* REQUIRED TASK *
Can you restate the records below word for word?

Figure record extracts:
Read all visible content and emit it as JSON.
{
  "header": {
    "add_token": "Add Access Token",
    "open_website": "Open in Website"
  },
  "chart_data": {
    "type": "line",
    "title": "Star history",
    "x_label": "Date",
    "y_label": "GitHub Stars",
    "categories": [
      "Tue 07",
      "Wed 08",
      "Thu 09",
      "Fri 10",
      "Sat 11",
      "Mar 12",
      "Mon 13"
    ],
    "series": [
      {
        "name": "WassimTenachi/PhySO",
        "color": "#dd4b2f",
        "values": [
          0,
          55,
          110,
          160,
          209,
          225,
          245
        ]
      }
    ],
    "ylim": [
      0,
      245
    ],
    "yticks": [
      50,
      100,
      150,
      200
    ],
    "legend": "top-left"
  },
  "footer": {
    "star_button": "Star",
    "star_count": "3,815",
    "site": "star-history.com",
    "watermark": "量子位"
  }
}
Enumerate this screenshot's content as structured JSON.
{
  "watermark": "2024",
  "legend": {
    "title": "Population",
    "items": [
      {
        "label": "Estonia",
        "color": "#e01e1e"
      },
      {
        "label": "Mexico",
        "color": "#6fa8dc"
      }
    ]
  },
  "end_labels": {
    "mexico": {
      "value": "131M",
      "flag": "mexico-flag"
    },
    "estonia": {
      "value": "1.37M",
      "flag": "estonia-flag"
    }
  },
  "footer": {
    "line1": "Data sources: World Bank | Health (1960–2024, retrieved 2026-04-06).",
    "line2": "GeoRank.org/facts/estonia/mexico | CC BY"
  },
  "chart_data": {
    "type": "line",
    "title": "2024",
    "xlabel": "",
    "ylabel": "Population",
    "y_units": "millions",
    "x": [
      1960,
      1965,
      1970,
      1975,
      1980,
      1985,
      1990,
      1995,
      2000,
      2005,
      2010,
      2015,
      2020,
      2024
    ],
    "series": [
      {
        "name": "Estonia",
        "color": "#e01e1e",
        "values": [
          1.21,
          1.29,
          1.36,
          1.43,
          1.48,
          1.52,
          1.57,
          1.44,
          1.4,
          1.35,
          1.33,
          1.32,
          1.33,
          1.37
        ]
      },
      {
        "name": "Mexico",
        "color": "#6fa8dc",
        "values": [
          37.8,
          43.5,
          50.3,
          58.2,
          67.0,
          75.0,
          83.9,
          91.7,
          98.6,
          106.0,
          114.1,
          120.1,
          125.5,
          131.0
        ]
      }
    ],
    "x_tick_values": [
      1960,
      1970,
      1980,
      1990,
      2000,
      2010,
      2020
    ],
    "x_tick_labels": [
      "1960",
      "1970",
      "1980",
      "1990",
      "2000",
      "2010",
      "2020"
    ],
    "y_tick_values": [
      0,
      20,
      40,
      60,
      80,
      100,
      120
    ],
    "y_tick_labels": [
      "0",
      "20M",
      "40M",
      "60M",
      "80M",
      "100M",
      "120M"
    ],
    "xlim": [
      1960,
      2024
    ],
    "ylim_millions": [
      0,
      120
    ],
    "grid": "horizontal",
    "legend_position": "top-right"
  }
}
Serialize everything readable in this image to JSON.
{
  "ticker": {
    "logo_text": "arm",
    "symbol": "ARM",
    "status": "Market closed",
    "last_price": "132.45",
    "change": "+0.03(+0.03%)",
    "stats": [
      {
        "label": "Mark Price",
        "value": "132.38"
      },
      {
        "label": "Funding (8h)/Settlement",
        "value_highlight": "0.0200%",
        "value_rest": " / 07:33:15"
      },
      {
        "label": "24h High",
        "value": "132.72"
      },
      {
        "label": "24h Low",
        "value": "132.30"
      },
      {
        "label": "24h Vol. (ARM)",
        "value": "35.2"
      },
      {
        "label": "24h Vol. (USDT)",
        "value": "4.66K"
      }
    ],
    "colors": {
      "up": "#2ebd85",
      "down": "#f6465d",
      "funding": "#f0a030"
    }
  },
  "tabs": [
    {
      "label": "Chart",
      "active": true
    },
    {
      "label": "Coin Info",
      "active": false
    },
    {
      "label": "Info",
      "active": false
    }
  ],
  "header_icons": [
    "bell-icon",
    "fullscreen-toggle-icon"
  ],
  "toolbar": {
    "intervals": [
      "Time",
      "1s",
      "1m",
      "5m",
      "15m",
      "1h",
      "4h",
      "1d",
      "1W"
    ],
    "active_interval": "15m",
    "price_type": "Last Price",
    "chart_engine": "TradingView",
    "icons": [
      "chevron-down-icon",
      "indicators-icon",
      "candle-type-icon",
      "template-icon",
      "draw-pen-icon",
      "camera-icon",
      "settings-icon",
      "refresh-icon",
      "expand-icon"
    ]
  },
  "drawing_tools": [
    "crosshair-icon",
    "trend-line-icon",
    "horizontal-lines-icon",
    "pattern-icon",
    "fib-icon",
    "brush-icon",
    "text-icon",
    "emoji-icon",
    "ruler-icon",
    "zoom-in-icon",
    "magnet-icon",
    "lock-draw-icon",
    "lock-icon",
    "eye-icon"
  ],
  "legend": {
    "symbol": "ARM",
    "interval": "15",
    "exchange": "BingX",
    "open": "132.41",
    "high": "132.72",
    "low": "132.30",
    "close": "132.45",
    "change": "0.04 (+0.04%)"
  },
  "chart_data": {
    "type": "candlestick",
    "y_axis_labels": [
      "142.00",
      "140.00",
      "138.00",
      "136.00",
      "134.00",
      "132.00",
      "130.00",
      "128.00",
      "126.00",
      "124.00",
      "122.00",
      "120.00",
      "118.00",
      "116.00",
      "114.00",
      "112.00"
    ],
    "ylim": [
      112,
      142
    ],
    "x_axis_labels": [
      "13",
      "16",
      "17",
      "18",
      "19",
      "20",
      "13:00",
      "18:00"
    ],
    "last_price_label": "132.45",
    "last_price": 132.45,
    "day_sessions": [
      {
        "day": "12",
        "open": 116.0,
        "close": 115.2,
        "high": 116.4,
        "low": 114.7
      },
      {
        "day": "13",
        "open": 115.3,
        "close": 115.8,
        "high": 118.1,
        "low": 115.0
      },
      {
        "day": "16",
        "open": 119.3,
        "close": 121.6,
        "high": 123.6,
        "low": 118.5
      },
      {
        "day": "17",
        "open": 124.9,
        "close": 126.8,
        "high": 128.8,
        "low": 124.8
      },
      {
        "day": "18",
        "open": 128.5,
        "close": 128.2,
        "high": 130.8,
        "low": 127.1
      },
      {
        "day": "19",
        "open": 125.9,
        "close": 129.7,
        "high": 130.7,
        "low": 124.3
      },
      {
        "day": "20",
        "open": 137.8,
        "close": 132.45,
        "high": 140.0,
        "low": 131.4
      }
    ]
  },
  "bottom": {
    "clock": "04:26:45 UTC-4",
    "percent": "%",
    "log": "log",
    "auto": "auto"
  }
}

* SOLUTION TO THE EXERCISE *
Read all visible content and emit it as JSON.
{
  "header": {
    "add_token": "Add Access Token",
    "open_website": "Open in Website"
  },
  "chart_data": {
    "type": "line",
    "title": "Star history",
    "x_label": "Date",
    "y_label": "GitHub Stars",
    "categories": [
      "Tue 07",
      "Wed 08",
      "Thu 09",
      "Fri 10",
      "Sat 11",
      "Mar 12",
      "Mon 13"
    ],
    "series": [
      {
        "name": "WassimTenachi/PhySO",
        "color": "#dd4b2f",
        "values": [
          0,
          55,
          110,
          160,
          209,
          225,
          245
        ]
      }
    ],
    "ylim": [
      0,
      245
    ],
    "yticks": [
      50,
      100,
      150,
      200
    ],
    "legend": "top-left"
  },
  "footer": {
    "star_button": "Star",
    "star_count": "3,815",
    "site": "star-history.com",
    "watermark": "量子位"
  }
}
Enumerate this screenshot's content as structured JSON.
{
  "watermark": "2024",
  "legend": {
    "title": "Population",
    "items": [
      {
        "label": "Estonia",
        "color": "#e01e1e"
      },
      {
        "label": "Mexico",
        "color": "#6fa8dc"
      }
    ]
  },
  "end_labels": {
    "mexico": {
      "value": "131M",
      "flag": "mexico-flag"
    },
    "estonia": {
      "value": "1.37M",
      "flag": "estonia-flag"
    }
  },
  "footer": {
    "line1": "Data sources: World Bank | Health (1960–2024, retrieved 2026-04-06).",
    "line2": "GeoRank.org/facts/estonia/mexico | CC BY"
  },
  "chart_data": {
    "type": "line",
    "title": "2024",
    "xlabel": "",
    "ylabel": "Population",
    "y_units": "millions",
    "x": [
      1960,
      1965,
      1970,
      1975,
      1980,
      1985,
      1990,
      1995,
      2000,
      2005,
      2010,
      2015,
      2020,
      2024
    ],
    "series": [
      {
        "name": "Estonia",
        "color": "#e01e1e",
        "values": [
          1.21,
          1.29,
          1.36,
          1.43,
          1.48,
          1.52,
          1.57,
          1.44,
          1.4,
          1.35,
          1.33,
          1.32,
          1.33,
          1.37
        ]
      },
      {
        "name": "Mexico",
        "color": "#6fa8dc",
        "values": [
          37.8,
          43.5,
          50.3,
          58.2,
          67.0,
          75.0,
          83.9,
          91.7,
          98.6,
          106.0,
          114.1,
          120.1,
          125.5,
          131.0
        ]
      }
    ],
    "x_tick_values": [
      1960,
      1970,
      1980,
      1990,
      2000,
      2010,
      2020
    ],
    "x_tick_labels": [
      "1960",
      "1970",
      "1980",
      "1990",
      "2000",
      "2010",
      "2020"
    ],
    "y_tick_values": [
      0,
      20,
      40,
      60,
      80,
      100,
      120
    ],
    "y_tick_labels": [
      "0",
      "20M",
      "40M",
      "60M",
      "80M",
      "100M",
      "120M"
    ],
    "xlim": [
      1960,
      2024
    ],
    "ylim_millions": [
      0,
      120
    ],
    "grid": "horizontal",
    "legend_position": "top-right"
  }
}
Serialize everything readable in this image to JSON.
{
  "ticker": {
    "logo_text": "arm",
    "symbol": "ARM",
    "status": "Market closed",
    "last_price": "132.45",
    "change": "+0.03(+0.03%)",
    "stats": [
      {
        "label": "Mark Price",
        "value": "132.38"
      },
      {
        "label": "Funding (8h)/Settlement",
        "value_highlight": "0.0200%",
        "value_rest": " / 07:33:15"
      },
      {
        "label": "24h High",
        "value": "132.72"
      },
      {
        "label": "24h Low",
        "value": "132.30"
      },
      {
        "label": "24h Vol. (ARM)",
        "value": "35.2"
      },
      {
        "label": "24h Vol. (USDT)",
        "value": "4.66K"
      }
    ],
    "colors": {
      "up": "#2ebd85",
      "down": "#f6465d",
      "funding": "#f0a030"
    }
  },
  "tabs": [
    {
      "label": "Chart",
      "active": true
    },
    {
      "label": "Coin Info",
      "active": false
    },
    {
      "label": "Info",
      "active": false
    }
  ],
  "header_icons": [
    "bell-icon",
    "fullscreen-toggle-icon"
  ],
  "toolbar": {
    "intervals": [
      "Time",
      "1s",
      "1m",
      "5m",
      "15m",
      "1h",
      "4h",
      "1d",
      "1W"
    ],
    "active_interval": "15m",
    "price_type": "Last Price",
    "chart_engine": "TradingView",
    "icons": [
      "chevron-down-icon",
      "indicators-icon",
      "candle-type-icon",
      "template-icon",
      "draw-pen-icon",
      "camera-icon",
      "settings-icon",
      "refresh-icon",
      "expand-icon"
    ]
  },
  "drawing_tools": [
    "crosshair-icon",
    "trend-line-icon",
    "horizontal-lines-icon",
    "pattern-icon",
    "fib-icon",
    "brush-icon",
    "text-icon",
    "emoji-icon",
    "ruler-icon",
    "zoom-in-icon",
    "magnet-icon",
    "lock-draw-icon",
    "lock-icon",
    "eye-icon"
  ],
  "legend": {
    "symbol": "ARM",
    "interval": "15",
    "exchange": "BingX",
    "open": "132.41",
    "high": "132.72",
    "low": "132.30",
    "close": "132.45",
    "change": "0.04 (+0.04%)"
  },
  "chart_data": {
    "type": "candlestick",
    "y_axis_labels": [
      "142.00",
      "140.00",
      "138.00",
      "136.00",
      "134.00",
      "132.00",
      "130.00",
      "128.00",
      "126.00",
      "124.00",
      "122.00",
      "120.00",
      "118.00",
      "116.00",
      "114.00",
      "112.00"
    ],
    "ylim": [
      112,
      142
    ],
    "x_axis_labels": [
      "13",
      "16",
      "17",
      "18",
      "19",
      "20",
      "13:00",
      "18:00"
    ],
    "last_price_label": "132.45",
    "last_price": 132.45,
    "day_sessions": [
      {
        "day": "12",
        "open": 116.0,
        "close": 115.2,
        "high": 116.4,
        "low": 114.7
      },
      {
        "day": "13",
        "open": 115.3,
        "close": 115.8,
        "high": 118.1,
        "low": 115.0
      },
      {
        "day": "16",
        "open": 119.3,
        "close": 121.6,
        "high": 123.6,
        "low": 118.5
      },
      {
        "day": "17",
        "open": 124.9,
        "close": 126.8,
        "high": 128.8,
        "low": 124.8
      },
      {
        "day": "18",
        "open": 128.5,
        "close": 128.2,
        "high": 130.8,
        "low": 127.1
      },
      {
        "day": "19",
        "open": 125.9,
        "close": 129.7,
        "high": 130.7,
        "low": 124.3
      },
      {
        "day": "20",
        "open": 137.8,
        "close": 132.45,
        "high": 140.0,
        "low": 131.4
      }
    ]
  },
  "bottom": {
    "clock": "04:26:45 UTC-4",
    "percent": "%",
    "log": "log",
    "auto": "auto"
  }
}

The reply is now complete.